───── Information provided

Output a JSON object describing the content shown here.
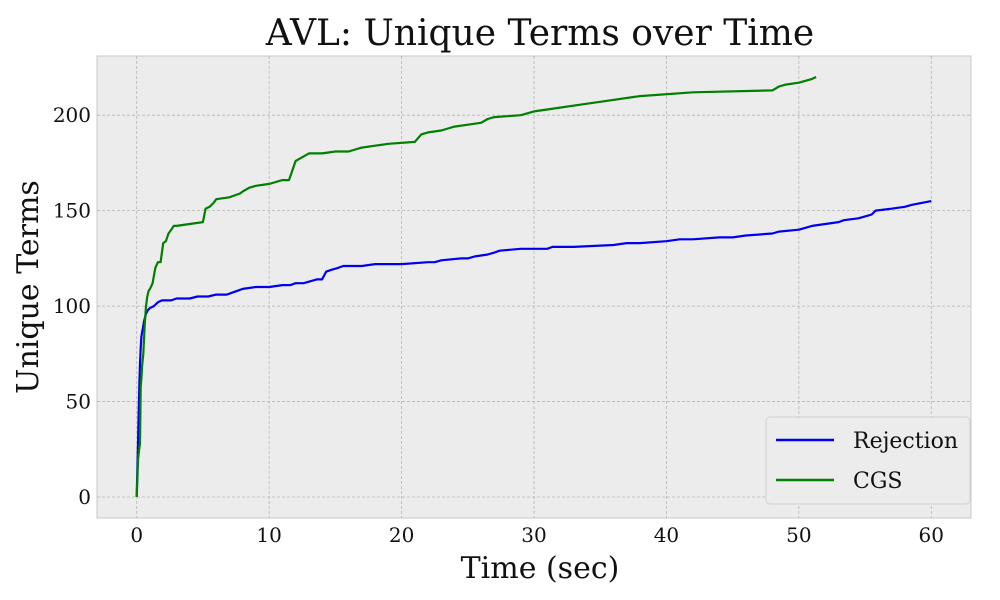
{
  "chart_data": {
    "type": "line",
    "title": "AVL: Unique Terms over Time",
    "xlabel": "Time (sec)",
    "ylabel": "Unique Terms",
    "xlim": [
      -3,
      63
    ],
    "ylim": [
      -11,
      231
    ],
    "xticks": [
      0,
      10,
      20,
      30,
      40,
      50,
      60
    ],
    "yticks": [
      0,
      50,
      100,
      150,
      200
    ],
    "grid": true,
    "grid_style": "dashed",
    "legend_position": "lower-right",
    "background_color": "#ececec",
    "series": [
      {
        "name": "Rejection",
        "color": "#0000ee",
        "x": [
          0,
          0.05,
          0.1,
          0.15,
          0.2,
          0.25,
          0.3,
          0.35,
          0.45,
          0.55,
          0.7,
          0.85,
          1.0,
          1.3,
          1.6,
          1.9,
          2.2,
          2.6,
          3.0,
          3.5,
          4.0,
          4.6,
          5.0,
          5.4,
          6.0,
          6.8,
          7.2,
          7.6,
          8.0,
          9.0,
          10.0,
          11.0,
          11.6,
          12.0,
          12.6,
          13.6,
          14.0,
          14.3,
          14.7,
          15.2,
          15.6,
          17.0,
          18.0,
          20.0,
          22.0,
          22.5,
          23.0,
          24.5,
          25.0,
          25.5,
          26.5,
          27.0,
          27.4,
          29.0,
          31.0,
          31.4,
          33.0,
          36.0,
          37.0,
          38.0,
          40.0,
          41.0,
          42.0,
          44.0,
          45.0,
          46.0,
          48.0,
          48.5,
          50.0,
          50.5,
          51.0,
          52.0,
          53.0,
          53.4,
          54.5,
          55.0,
          55.5,
          55.8,
          57.0,
          58.0,
          58.5,
          60.0
        ],
        "y": [
          0,
          15,
          30,
          45,
          60,
          70,
          78,
          84,
          88,
          92,
          96,
          98,
          99,
          100,
          102,
          103,
          103,
          103,
          104,
          104,
          104,
          105,
          105,
          105,
          106,
          106,
          107,
          108,
          109,
          110,
          110,
          111,
          111,
          112,
          112,
          114,
          114,
          118,
          119,
          120,
          121,
          121,
          122,
          122,
          123,
          123,
          124,
          125,
          125,
          126,
          127,
          128,
          129,
          130,
          130,
          131,
          131,
          132,
          133,
          133,
          134,
          135,
          135,
          136,
          136,
          137,
          138,
          139,
          140,
          141,
          142,
          143,
          144,
          145,
          146,
          147,
          148,
          150,
          151,
          152,
          153,
          155
        ]
      },
      {
        "name": "CGS",
        "color": "#007f00",
        "x": [
          0,
          0.05,
          0.1,
          0.2,
          0.25,
          0.3,
          0.35,
          0.4,
          0.5,
          0.6,
          0.7,
          0.8,
          0.9,
          1.0,
          1.2,
          1.4,
          1.6,
          1.8,
          2.0,
          2.2,
          2.4,
          2.6,
          2.8,
          3.0,
          4.0,
          5.0,
          5.2,
          5.5,
          5.8,
          6.0,
          7.0,
          7.4,
          7.8,
          8.0,
          8.5,
          9.0,
          10.0,
          10.5,
          11.0,
          11.5,
          12.0,
          12.5,
          13.0,
          14.0,
          15.0,
          16.0,
          16.5,
          17.0,
          18.0,
          19.0,
          21.0,
          21.5,
          22.0,
          23.0,
          23.5,
          24.0,
          25.0,
          26.0,
          26.5,
          27.0,
          29.0,
          30.0,
          31.0,
          34.0,
          35.0,
          38.0,
          42.0,
          48.0,
          48.5,
          49.0,
          50.0,
          50.5,
          51.0,
          51.3
        ],
        "y": [
          0,
          10,
          20,
          26,
          28,
          58,
          62,
          68,
          75,
          90,
          100,
          105,
          108,
          109,
          112,
          120,
          123,
          123,
          133,
          134,
          138,
          140,
          142,
          142,
          143,
          144,
          151,
          152,
          154,
          156,
          157,
          158,
          159,
          160,
          162,
          163,
          164,
          165,
          166,
          166,
          176,
          178,
          180,
          180,
          181,
          181,
          182,
          183,
          184,
          185,
          186,
          190,
          191,
          192,
          193,
          194,
          195,
          196,
          198,
          199,
          200,
          202,
          203,
          206,
          207,
          210,
          212,
          213,
          215,
          216,
          217,
          218,
          219,
          220
        ]
      }
    ]
  }
}
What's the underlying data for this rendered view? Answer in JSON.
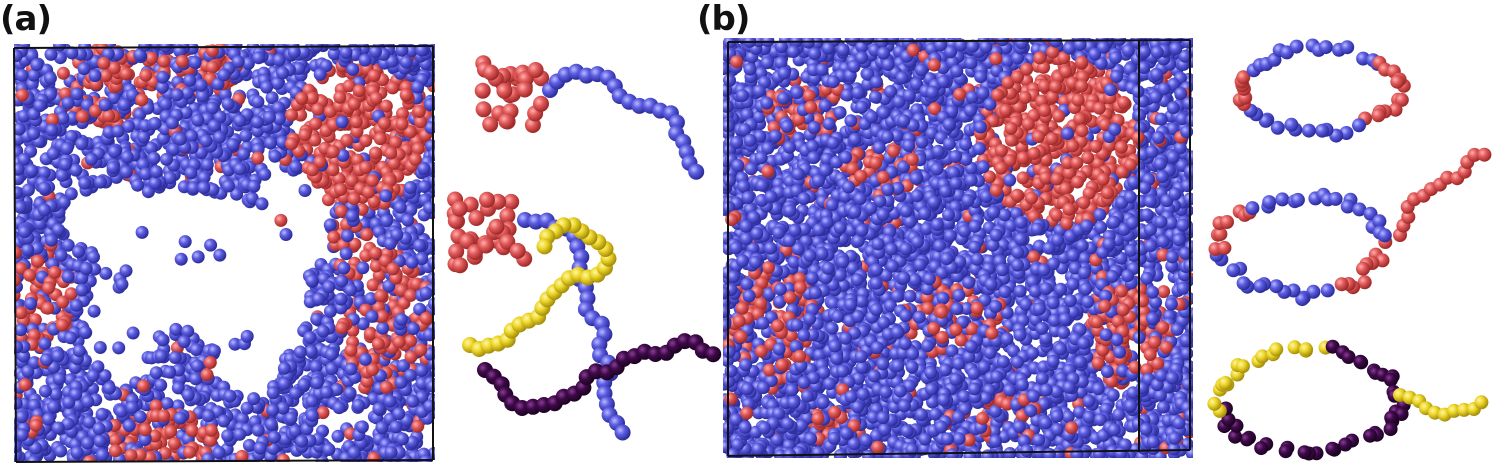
{
  "panels": [
    {
      "label": "(a)"
    },
    {
      "label": "(b)"
    }
  ],
  "colors": {
    "blue": "#5b5ce0",
    "red": "#e25a5a",
    "yellow": "#eed62a",
    "dark_purple": "#3f0a4a",
    "box_edge": "#111111",
    "background": "#ffffff"
  }
}
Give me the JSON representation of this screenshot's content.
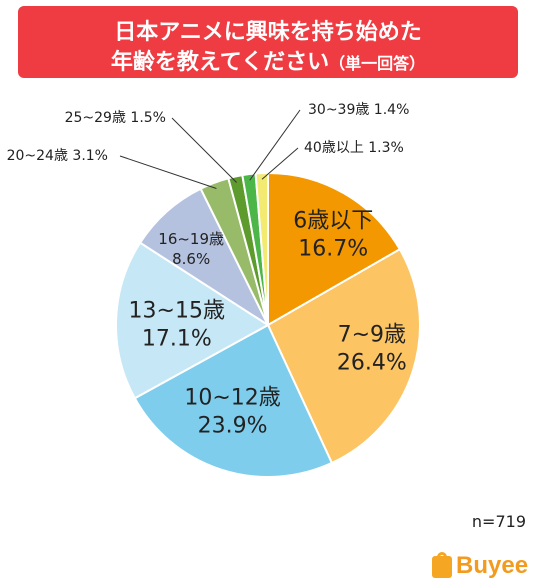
{
  "title": {
    "line1": "日本アニメに興味を持ち始めた",
    "line2": "年齢を教えてください",
    "sub": "（単一回答）"
  },
  "sample_size": "n=719",
  "logo_text": "Buyee",
  "chart_data": {
    "type": "pie",
    "start": "12 o'clock",
    "direction": "clockwise",
    "slices": [
      {
        "label": "6歳以下",
        "value": 16.7,
        "value_label": "16.7%",
        "color": "#f39800"
      },
      {
        "label": "7~9歳",
        "value": 26.4,
        "value_label": "26.4%",
        "color": "#fcc463"
      },
      {
        "label": "10~12歳",
        "value": 23.9,
        "value_label": "23.9%",
        "color": "#7fcdec"
      },
      {
        "label": "13~15歳",
        "value": 17.1,
        "value_label": "17.1%",
        "color": "#c6e7f5"
      },
      {
        "label": "16~19歳",
        "value": 8.6,
        "value_label": "8.6%",
        "color": "#b4c2e0"
      },
      {
        "label": "20~24歳",
        "value": 3.1,
        "value_label": "3.1%",
        "color": "#97bb68"
      },
      {
        "label": "25~29歳",
        "value": 1.5,
        "value_label": "1.5%",
        "color": "#5c9b2c"
      },
      {
        "label": "30~39歳",
        "value": 1.4,
        "value_label": "1.4%",
        "color": "#4cb649"
      },
      {
        "label": "40歳以上",
        "value": 1.3,
        "value_label": "1.3%",
        "color": "#f2ea71"
      }
    ]
  }
}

──────────

#### Written problem
Set the listing down in full and exactly. Pictures within it should not appear in the copy.

#### Solved problem
Output a JSON object describing the content shown here.
{
  "chart_data": {
    "type": "line",
    "title": "AVL: Unique Terms over Time",
    "xlabel": "Time (sec)",
    "ylabel": "Unique Terms",
    "xlim": [
      -3,
      63
    ],
    "ylim": [
      -11,
      231
    ],
    "xticks": [
      0,
      10,
      20,
      30,
      40,
      50,
      60
    ],
    "yticks": [
      0,
      50,
      100,
      150,
      200
    ],
    "grid": true,
    "grid_style": "dashed",
    "legend_position": "lower-right",
    "background_color": "#ececec",
    "series": [
      {
        "name": "Rejection",
        "color": "#0000ee",
        "x": [
          0,
          0.05,
          0.1,
          0.15,
          0.2,
          0.25,
          0.3,
          0.35,
          0.45,
          0.55,
          0.7,
          0.85,
          1.0,
          1.3,
          1.6,
          1.9,
          2.2,
          2.6,
          3.0,
          3.5,
          4.0,
          4.6,
          5.0,
          5.4,
          6.0,
          6.8,
          7.2,
          7.6,
          8.0,
          9.0,
          10.0,
          11.0,
          11.6,
          12.0,
          12.6,
          13.6,
          14.0,
          14.3,
          14.7,
          15.2,
          15.6,
          17.0,
          18.0,
          20.0,
          22.0,
          22.5,
          23.0,
          24.5,
          25.0,
          25.5,
          26.5,
          27.0,
          27.4,
          29.0,
          31.0,
          31.4,
          33.0,
          36.0,
          37.0,
          38.0,
          40.0,
          41.0,
          42.0,
          44.0,
          45.0,
          46.0,
          48.0,
          48.5,
          50.0,
          50.5,
          51.0,
          52.0,
          53.0,
          53.4,
          54.5,
          55.0,
          55.5,
          55.8,
          57.0,
          58.0,
          58.5,
          60.0
        ],
        "y": [
          0,
          15,
          30,
          45,
          60,
          70,
          78,
          84,
          88,
          92,
          96,
          98,
          99,
          100,
          102,
          103,
          103,
          103,
          104,
          104,
          104,
          105,
          105,
          105,
          106,
          106,
          107,
          108,
          109,
          110,
          110,
          111,
          111,
          112,
          112,
          114,
          114,
          118,
          119,
          120,
          121,
          121,
          122,
          122,
          123,
          123,
          124,
          125,
          125,
          126,
          127,
          128,
          129,
          130,
          130,
          131,
          131,
          132,
          133,
          133,
          134,
          135,
          135,
          136,
          136,
          137,
          138,
          139,
          140,
          141,
          142,
          143,
          144,
          145,
          146,
          147,
          148,
          150,
          151,
          152,
          153,
          155
        ]
      },
      {
        "name": "CGS",
        "color": "#007f00",
        "x": [
          0,
          0.05,
          0.1,
          0.2,
          0.25,
          0.3,
          0.35,
          0.4,
          0.5,
          0.6,
          0.7,
          0.8,
          0.9,
          1.0,
          1.2,
          1.4,
          1.6,
          1.8,
          2.0,
          2.2,
          2.4,
          2.6,
          2.8,
          3.0,
          4.0,
          5.0,
          5.2,
          5.5,
          5.8,
          6.0,
          7.0,
          7.4,
          7.8,
          8.0,
          8.5,
          9.0,
          10.0,
          10.5,
          11.0,
          11.5,
          12.0,
          12.5,
          13.0,
          14.0,
          15.0,
          16.0,
          16.5,
          17.0,
          18.0,
          19.0,
          21.0,
          21.5,
          22.0,
          23.0,
          23.5,
          24.0,
          25.0,
          26.0,
          26.5,
          27.0,
          29.0,
          30.0,
          31.0,
          34.0,
          35.0,
          38.0,
          42.0,
          48.0,
          48.5,
          49.0,
          50.0,
          50.5,
          51.0,
          51.3
        ],
        "y": [
          0,
          10,
          20,
          26,
          28,
          58,
          62,
          68,
          75,
          90,
          100,
          105,
          108,
          109,
          112,
          120,
          123,
          123,
          133,
          134,
          138,
          140,
          142,
          142,
          143,
          144,
          151,
          152,
          154,
          156,
          157,
          158,
          159,
          160,
          162,
          163,
          164,
          165,
          166,
          166,
          176,
          178,
          180,
          180,
          181,
          181,
          182,
          183,
          184,
          185,
          186,
          190,
          191,
          192,
          193,
          194,
          195,
          196,
          198,
          199,
          200,
          202,
          203,
          206,
          207,
          210,
          212,
          213,
          215,
          216,
          217,
          218,
          219,
          220
        ]
      }
    ]
  }
}
What's the underlying data for this rendered view? Answer in JSON.
{
  "panels": [
    {
      "label": "(a)"
    },
    {
      "label": "(b)"
    }
  ],
  "colors": {
    "blue": "#5b5ce0",
    "red": "#e25a5a",
    "yellow": "#eed62a",
    "dark_purple": "#3f0a4a",
    "box_edge": "#111111",
    "background": "#ffffff"
  }
}
Give me the JSON representation of this screenshot's content.
{
  "title": {
    "line1": "日本アニメに興味を持ち始めた",
    "line2": "年齢を教えてください",
    "sub": "（単一回答）"
  },
  "sample_size": "n=719",
  "logo_text": "Buyee",
  "chart_data": {
    "type": "pie",
    "start": "12 o'clock",
    "direction": "clockwise",
    "slices": [
      {
        "label": "6歳以下",
        "value": 16.7,
        "value_label": "16.7%",
        "color": "#f39800"
      },
      {
        "label": "7~9歳",
        "value": 26.4,
        "value_label": "26.4%",
        "color": "#fcc463"
      },
      {
        "label": "10~12歳",
        "value": 23.9,
        "value_label": "23.9%",
        "color": "#7fcdec"
      },
      {
        "label": "13~15歳",
        "value": 17.1,
        "value_label": "17.1%",
        "color": "#c6e7f5"
      },
      {
        "label": "16~19歳",
        "value": 8.6,
        "value_label": "8.6%",
        "color": "#b4c2e0"
      },
      {
        "label": "20~24歳",
        "value": 3.1,
        "value_label": "3.1%",
        "color": "#97bb68"
      },
      {
        "label": "25~29歳",
        "value": 1.5,
        "value_label": "1.5%",
        "color": "#5c9b2c"
      },
      {
        "label": "30~39歳",
        "value": 1.4,
        "value_label": "1.4%",
        "color": "#4cb649"
      },
      {
        "label": "40歳以上",
        "value": 1.3,
        "value_label": "1.3%",
        "color": "#f2ea71"
      }
    ]
  }
}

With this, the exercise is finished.